WHAT YOU SHOULD DO ->
How many lines in the listing below contain the string "axis"? Reply with the number only.

====================

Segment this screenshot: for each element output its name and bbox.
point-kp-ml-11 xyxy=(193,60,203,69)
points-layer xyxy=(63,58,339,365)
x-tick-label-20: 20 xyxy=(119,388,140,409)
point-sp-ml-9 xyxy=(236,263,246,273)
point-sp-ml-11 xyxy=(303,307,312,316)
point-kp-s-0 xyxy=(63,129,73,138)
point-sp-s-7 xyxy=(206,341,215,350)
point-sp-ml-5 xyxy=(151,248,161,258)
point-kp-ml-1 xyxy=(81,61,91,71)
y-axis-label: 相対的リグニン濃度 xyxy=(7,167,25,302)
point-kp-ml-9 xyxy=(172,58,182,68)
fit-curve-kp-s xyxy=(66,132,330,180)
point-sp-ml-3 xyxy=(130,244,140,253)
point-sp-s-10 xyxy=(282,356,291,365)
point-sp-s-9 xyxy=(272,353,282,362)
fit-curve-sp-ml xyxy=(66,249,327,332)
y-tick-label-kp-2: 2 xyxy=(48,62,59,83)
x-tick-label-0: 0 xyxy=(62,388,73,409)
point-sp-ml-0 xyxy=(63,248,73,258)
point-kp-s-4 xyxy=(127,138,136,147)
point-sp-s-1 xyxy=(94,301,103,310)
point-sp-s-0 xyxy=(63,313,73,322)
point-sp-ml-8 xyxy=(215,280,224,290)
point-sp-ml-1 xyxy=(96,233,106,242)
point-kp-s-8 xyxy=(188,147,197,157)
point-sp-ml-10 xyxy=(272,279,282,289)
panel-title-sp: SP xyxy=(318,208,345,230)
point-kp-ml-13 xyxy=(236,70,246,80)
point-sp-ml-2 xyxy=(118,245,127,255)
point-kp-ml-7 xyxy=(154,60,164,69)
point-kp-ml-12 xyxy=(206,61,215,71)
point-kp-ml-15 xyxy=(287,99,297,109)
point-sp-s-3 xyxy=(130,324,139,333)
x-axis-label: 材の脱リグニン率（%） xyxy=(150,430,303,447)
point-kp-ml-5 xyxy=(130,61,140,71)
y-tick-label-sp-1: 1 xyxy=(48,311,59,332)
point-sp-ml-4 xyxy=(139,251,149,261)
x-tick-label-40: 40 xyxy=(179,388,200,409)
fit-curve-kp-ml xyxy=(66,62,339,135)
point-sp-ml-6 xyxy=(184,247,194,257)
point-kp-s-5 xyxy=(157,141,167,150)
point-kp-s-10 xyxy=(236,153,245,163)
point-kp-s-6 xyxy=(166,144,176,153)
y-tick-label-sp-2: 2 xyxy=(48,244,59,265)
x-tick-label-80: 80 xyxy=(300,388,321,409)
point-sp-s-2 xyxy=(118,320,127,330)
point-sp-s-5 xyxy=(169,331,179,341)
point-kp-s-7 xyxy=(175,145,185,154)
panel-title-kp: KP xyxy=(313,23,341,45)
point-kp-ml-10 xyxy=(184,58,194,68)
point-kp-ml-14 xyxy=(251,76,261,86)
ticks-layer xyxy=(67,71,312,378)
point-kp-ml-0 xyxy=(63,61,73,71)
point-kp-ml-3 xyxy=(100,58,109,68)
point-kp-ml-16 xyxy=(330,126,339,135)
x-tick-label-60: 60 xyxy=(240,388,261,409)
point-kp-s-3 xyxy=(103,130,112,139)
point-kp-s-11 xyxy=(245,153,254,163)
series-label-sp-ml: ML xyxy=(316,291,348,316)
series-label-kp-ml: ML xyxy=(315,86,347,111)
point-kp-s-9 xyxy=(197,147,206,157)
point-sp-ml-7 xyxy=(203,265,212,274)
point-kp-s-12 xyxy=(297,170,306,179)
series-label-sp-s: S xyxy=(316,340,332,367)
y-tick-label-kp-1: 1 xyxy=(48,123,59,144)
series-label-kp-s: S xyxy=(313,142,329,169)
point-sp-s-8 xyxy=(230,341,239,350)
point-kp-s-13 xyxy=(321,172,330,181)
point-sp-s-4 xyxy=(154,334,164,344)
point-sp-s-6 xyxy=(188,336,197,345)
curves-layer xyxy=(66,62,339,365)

====================

SOLUTION FOR THIS PROBLEM ->
2